— Begin —

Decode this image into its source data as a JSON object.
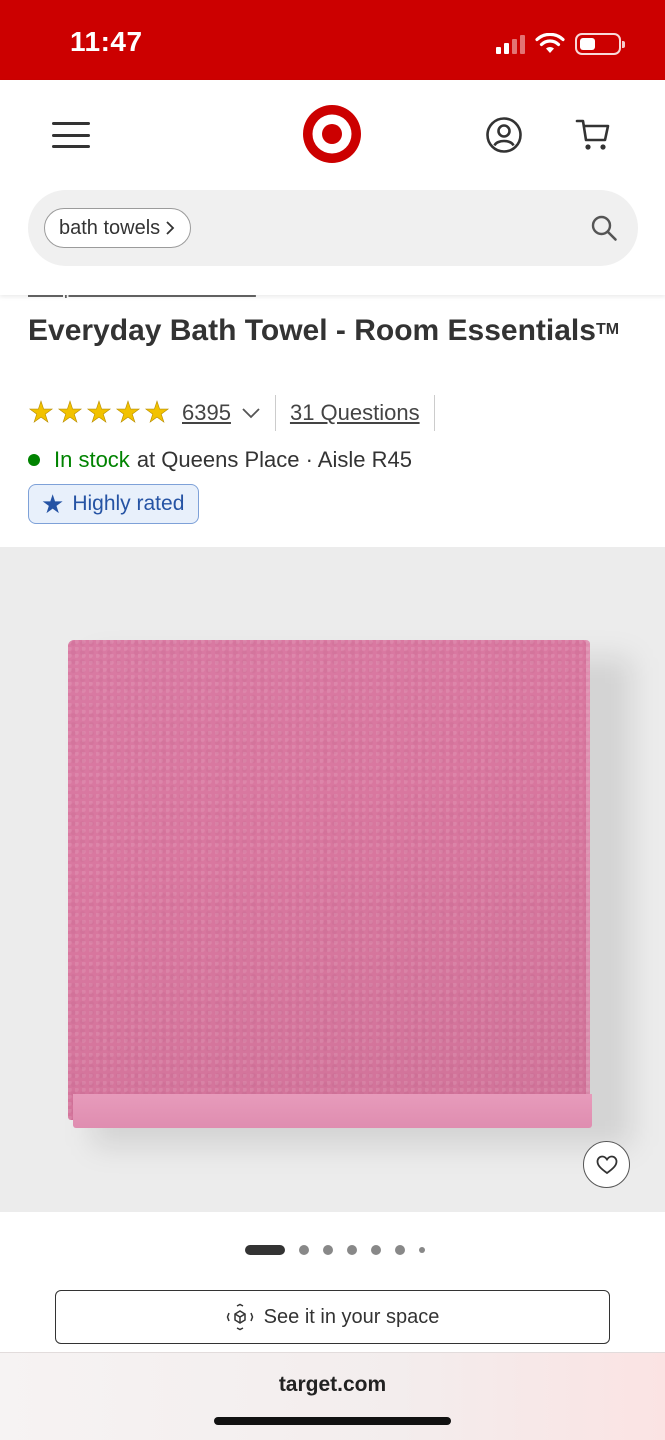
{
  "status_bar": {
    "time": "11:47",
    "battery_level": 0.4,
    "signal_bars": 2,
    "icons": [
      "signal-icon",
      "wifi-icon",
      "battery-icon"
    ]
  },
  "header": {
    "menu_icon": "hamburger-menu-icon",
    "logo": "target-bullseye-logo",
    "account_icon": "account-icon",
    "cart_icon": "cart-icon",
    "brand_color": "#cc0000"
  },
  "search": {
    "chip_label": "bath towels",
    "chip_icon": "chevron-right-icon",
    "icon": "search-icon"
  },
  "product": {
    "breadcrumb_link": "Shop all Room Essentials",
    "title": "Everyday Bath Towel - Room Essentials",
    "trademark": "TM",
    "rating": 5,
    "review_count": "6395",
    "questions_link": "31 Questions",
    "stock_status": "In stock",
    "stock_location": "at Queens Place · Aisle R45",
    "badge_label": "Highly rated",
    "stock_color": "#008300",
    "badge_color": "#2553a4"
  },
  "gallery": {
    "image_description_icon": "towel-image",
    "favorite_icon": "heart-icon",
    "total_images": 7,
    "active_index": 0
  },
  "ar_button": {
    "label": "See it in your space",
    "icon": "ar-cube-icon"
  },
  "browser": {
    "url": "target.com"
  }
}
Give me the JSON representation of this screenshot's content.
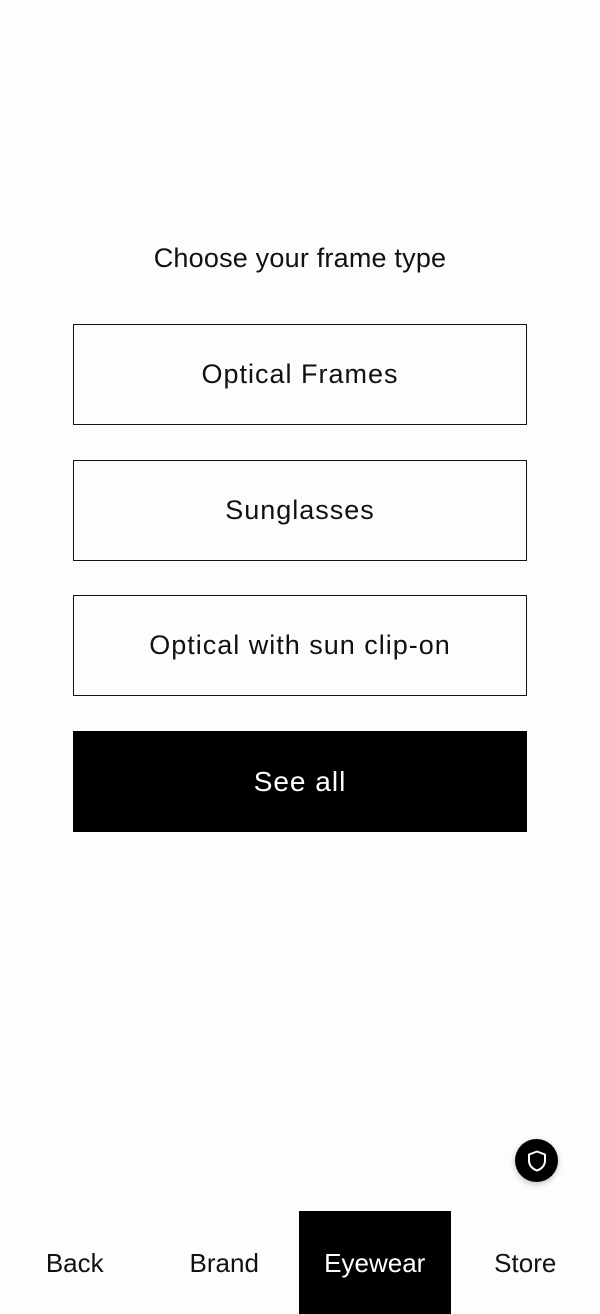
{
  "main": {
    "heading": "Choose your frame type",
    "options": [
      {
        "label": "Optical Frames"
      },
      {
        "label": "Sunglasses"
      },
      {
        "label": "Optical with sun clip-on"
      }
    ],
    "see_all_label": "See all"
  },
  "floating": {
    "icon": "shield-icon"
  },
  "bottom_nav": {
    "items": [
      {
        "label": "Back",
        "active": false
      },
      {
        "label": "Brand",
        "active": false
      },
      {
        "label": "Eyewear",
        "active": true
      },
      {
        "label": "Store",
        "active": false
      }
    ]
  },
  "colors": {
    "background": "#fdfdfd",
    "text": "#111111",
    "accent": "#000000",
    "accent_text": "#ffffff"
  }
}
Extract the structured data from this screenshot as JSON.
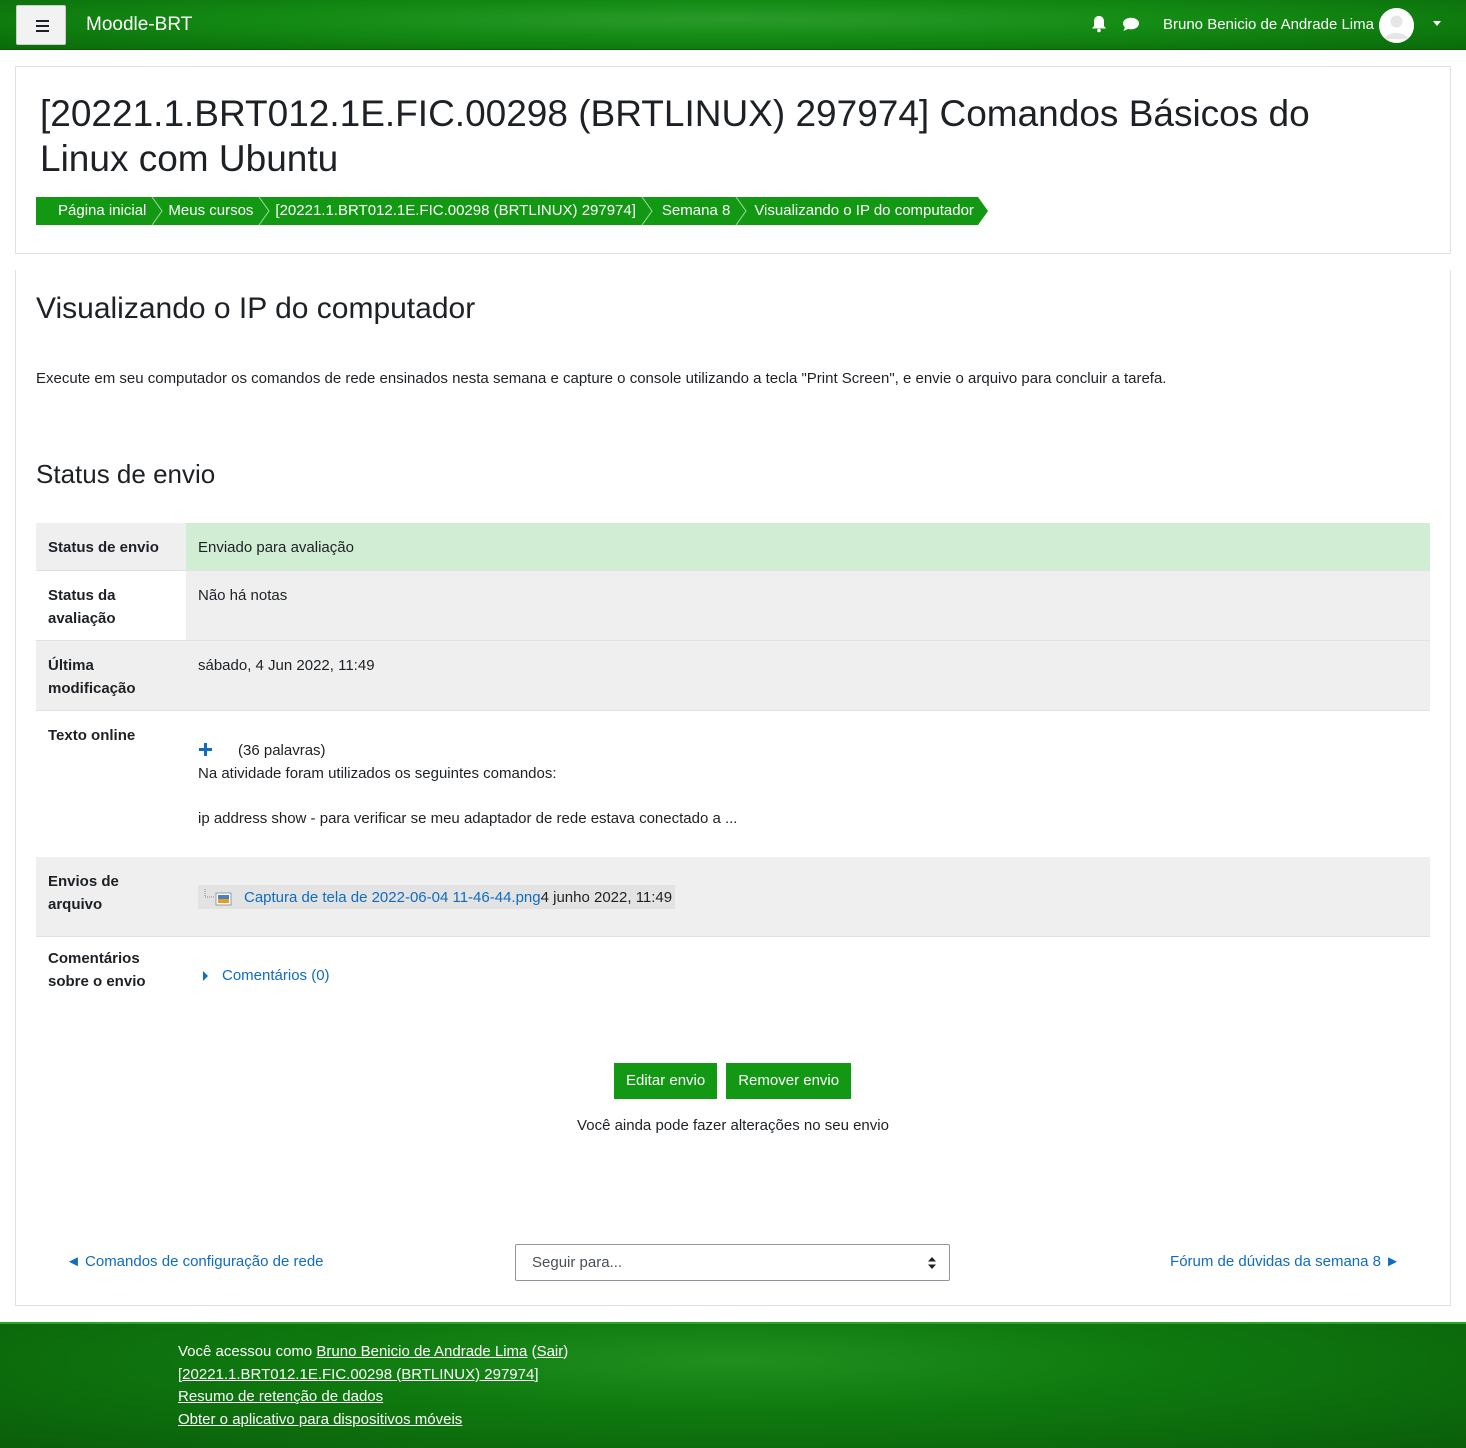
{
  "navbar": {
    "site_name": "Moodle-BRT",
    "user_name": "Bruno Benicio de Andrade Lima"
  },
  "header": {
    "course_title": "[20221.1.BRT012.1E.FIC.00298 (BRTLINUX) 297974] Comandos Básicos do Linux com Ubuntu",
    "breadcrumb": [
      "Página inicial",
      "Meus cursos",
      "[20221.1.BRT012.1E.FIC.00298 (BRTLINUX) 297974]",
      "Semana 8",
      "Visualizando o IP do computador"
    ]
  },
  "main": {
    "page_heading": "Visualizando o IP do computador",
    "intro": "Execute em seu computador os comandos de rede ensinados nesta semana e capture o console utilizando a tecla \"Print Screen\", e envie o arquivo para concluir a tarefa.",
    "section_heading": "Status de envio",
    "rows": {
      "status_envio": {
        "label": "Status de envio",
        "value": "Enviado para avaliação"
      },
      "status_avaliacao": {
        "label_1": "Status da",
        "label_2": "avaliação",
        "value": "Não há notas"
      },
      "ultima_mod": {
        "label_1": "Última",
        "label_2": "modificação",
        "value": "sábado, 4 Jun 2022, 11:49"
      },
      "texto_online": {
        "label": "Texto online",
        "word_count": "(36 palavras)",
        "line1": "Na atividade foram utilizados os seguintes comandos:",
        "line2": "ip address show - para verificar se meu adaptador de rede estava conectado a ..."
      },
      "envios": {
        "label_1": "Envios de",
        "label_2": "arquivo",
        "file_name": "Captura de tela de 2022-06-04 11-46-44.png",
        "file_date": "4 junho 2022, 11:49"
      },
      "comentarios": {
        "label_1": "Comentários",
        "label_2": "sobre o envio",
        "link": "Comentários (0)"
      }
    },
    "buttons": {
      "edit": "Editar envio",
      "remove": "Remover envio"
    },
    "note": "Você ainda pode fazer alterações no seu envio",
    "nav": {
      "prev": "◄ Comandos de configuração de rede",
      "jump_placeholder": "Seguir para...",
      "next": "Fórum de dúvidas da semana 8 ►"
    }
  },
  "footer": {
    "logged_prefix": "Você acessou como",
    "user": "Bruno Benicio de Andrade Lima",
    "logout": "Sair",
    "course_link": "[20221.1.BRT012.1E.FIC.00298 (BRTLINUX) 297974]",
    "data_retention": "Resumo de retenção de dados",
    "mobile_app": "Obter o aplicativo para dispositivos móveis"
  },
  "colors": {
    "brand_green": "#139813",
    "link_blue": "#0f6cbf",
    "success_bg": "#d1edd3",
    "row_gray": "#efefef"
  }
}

— End —

REQUIREMENTS:
How many lines of the data hold the string "Visualizando"? Reply with the number alone.

CORRECT OUTPUT:
2